[begin ENTRIES PROVIDED]
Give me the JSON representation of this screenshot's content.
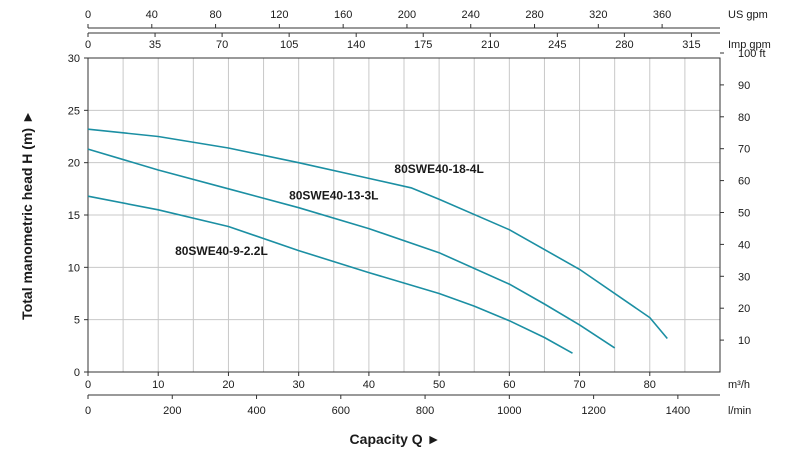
{
  "chart_data": {
    "type": "line",
    "title": "",
    "ylabel": "Total manometric head H (m)",
    "xlabel": "Capacity Q",
    "arrow": "►",
    "ylim": [
      0,
      30
    ],
    "xlim": [
      0,
      90
    ],
    "left_axis": {
      "ticks": [
        0,
        5,
        10,
        15,
        20,
        25,
        30
      ]
    },
    "right_axis": {
      "unit": "ft",
      "ticks": [
        10,
        20,
        30,
        40,
        50,
        60,
        70,
        80,
        90,
        100
      ]
    },
    "top_axis_us": {
      "unit": "US gpm",
      "ticks": [
        0,
        40,
        80,
        120,
        160,
        200,
        240,
        280,
        320,
        360
      ]
    },
    "top_axis_imp": {
      "unit": "Imp gpm",
      "ticks": [
        0,
        35,
        70,
        105,
        140,
        175,
        210,
        245,
        280,
        315
      ]
    },
    "bottom_axis_m3h": {
      "unit": "m³/h",
      "ticks": [
        0,
        10,
        20,
        30,
        40,
        50,
        60,
        70,
        80
      ]
    },
    "bottom_axis_lmin": {
      "unit": "l/min",
      "ticks": [
        0,
        200,
        400,
        600,
        800,
        1000,
        1200,
        1400
      ]
    },
    "grid": true,
    "line_color": "#1b8fa3",
    "series": [
      {
        "name": "80SWE40-18-4L",
        "points": [
          [
            0,
            23.2
          ],
          [
            10,
            22.5
          ],
          [
            20,
            21.4
          ],
          [
            30,
            20.0
          ],
          [
            40,
            18.5
          ],
          [
            46,
            17.6
          ],
          [
            50,
            16.5
          ],
          [
            60,
            13.6
          ],
          [
            70,
            9.8
          ],
          [
            80,
            5.2
          ],
          [
            82.5,
            3.2
          ]
        ]
      },
      {
        "name": "80SWE40-13-3L",
        "points": [
          [
            0,
            21.3
          ],
          [
            10,
            19.3
          ],
          [
            20,
            17.5
          ],
          [
            30,
            15.7
          ],
          [
            40,
            13.7
          ],
          [
            50,
            11.4
          ],
          [
            60,
            8.4
          ],
          [
            65,
            6.5
          ],
          [
            70,
            4.5
          ],
          [
            75,
            2.3
          ]
        ]
      },
      {
        "name": "80SWE40-9-2.2L",
        "points": [
          [
            0,
            16.8
          ],
          [
            10,
            15.5
          ],
          [
            20,
            13.9
          ],
          [
            30,
            11.6
          ],
          [
            40,
            9.5
          ],
          [
            50,
            7.5
          ],
          [
            55,
            6.3
          ],
          [
            60,
            4.9
          ],
          [
            65,
            3.3
          ],
          [
            69,
            1.8
          ]
        ]
      }
    ]
  }
}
[end ENTRIES PROVIDED]
WORK REQUIRED:
Transcribe every record above exactly, leaving out the pictures.

FINISHED ANSWER:
Give me the JSON representation of this screenshot's content.
{
  "chart_data": {
    "type": "line",
    "title": "",
    "ylabel": "Total manometric head H (m)",
    "xlabel": "Capacity Q",
    "arrow": "►",
    "ylim": [
      0,
      30
    ],
    "xlim": [
      0,
      90
    ],
    "left_axis": {
      "ticks": [
        0,
        5,
        10,
        15,
        20,
        25,
        30
      ]
    },
    "right_axis": {
      "unit": "ft",
      "ticks": [
        10,
        20,
        30,
        40,
        50,
        60,
        70,
        80,
        90,
        100
      ]
    },
    "top_axis_us": {
      "unit": "US gpm",
      "ticks": [
        0,
        40,
        80,
        120,
        160,
        200,
        240,
        280,
        320,
        360
      ]
    },
    "top_axis_imp": {
      "unit": "Imp gpm",
      "ticks": [
        0,
        35,
        70,
        105,
        140,
        175,
        210,
        245,
        280,
        315
      ]
    },
    "bottom_axis_m3h": {
      "unit": "m³/h",
      "ticks": [
        0,
        10,
        20,
        30,
        40,
        50,
        60,
        70,
        80
      ]
    },
    "bottom_axis_lmin": {
      "unit": "l/min",
      "ticks": [
        0,
        200,
        400,
        600,
        800,
        1000,
        1200,
        1400
      ]
    },
    "grid": true,
    "line_color": "#1b8fa3",
    "series": [
      {
        "name": "80SWE40-18-4L",
        "points": [
          [
            0,
            23.2
          ],
          [
            10,
            22.5
          ],
          [
            20,
            21.4
          ],
          [
            30,
            20.0
          ],
          [
            40,
            18.5
          ],
          [
            46,
            17.6
          ],
          [
            50,
            16.5
          ],
          [
            60,
            13.6
          ],
          [
            70,
            9.8
          ],
          [
            80,
            5.2
          ],
          [
            82.5,
            3.2
          ]
        ]
      },
      {
        "name": "80SWE40-13-3L",
        "points": [
          [
            0,
            21.3
          ],
          [
            10,
            19.3
          ],
          [
            20,
            17.5
          ],
          [
            30,
            15.7
          ],
          [
            40,
            13.7
          ],
          [
            50,
            11.4
          ],
          [
            60,
            8.4
          ],
          [
            65,
            6.5
          ],
          [
            70,
            4.5
          ],
          [
            75,
            2.3
          ]
        ]
      },
      {
        "name": "80SWE40-9-2.2L",
        "points": [
          [
            0,
            16.8
          ],
          [
            10,
            15.5
          ],
          [
            20,
            13.9
          ],
          [
            30,
            11.6
          ],
          [
            40,
            9.5
          ],
          [
            50,
            7.5
          ],
          [
            55,
            6.3
          ],
          [
            60,
            4.9
          ],
          [
            65,
            3.3
          ],
          [
            69,
            1.8
          ]
        ]
      }
    ]
  }
}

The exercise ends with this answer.